(Items from a data source)

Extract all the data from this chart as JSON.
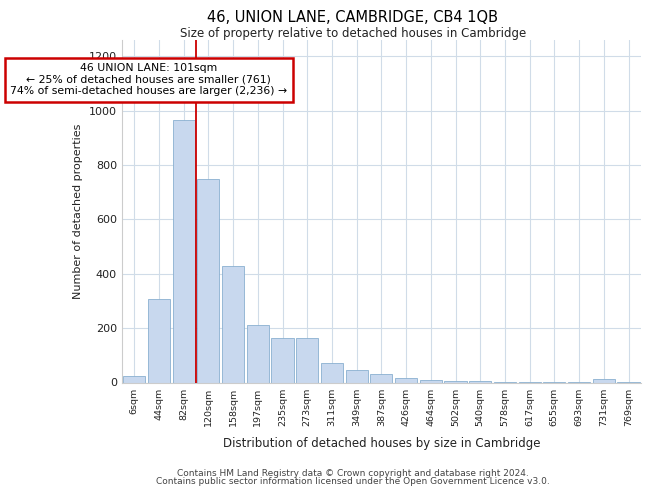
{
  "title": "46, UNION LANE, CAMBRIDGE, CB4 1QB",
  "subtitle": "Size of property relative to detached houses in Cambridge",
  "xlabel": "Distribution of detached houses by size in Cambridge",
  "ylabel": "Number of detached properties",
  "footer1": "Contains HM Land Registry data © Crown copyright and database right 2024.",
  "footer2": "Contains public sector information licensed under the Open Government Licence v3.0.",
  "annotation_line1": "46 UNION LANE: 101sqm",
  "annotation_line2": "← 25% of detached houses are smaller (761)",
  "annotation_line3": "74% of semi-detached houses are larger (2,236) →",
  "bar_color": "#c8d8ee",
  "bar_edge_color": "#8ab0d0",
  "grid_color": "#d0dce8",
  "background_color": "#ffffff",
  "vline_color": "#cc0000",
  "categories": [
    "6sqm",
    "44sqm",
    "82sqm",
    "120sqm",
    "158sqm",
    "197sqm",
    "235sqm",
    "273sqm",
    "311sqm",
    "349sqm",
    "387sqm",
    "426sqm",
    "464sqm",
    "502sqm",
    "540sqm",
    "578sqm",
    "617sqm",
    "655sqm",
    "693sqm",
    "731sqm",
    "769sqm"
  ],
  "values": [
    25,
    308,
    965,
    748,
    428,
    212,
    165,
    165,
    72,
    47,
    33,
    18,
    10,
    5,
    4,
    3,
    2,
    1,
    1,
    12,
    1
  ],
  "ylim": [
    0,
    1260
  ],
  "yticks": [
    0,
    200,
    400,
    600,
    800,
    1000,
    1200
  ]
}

...

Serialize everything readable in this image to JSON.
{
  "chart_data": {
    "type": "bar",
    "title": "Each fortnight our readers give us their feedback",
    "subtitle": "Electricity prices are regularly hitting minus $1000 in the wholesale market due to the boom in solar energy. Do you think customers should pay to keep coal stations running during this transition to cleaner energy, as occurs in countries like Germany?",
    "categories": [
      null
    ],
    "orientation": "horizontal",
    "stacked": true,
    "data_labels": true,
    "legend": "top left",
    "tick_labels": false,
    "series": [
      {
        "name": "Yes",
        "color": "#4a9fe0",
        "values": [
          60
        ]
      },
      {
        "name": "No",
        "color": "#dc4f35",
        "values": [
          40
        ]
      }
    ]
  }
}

→ EXERCISE BRIEF
Tally the lines of the listing in which the word "JSON" occurs, and state the total alone.

→ ANSWER FOR THE TASK
2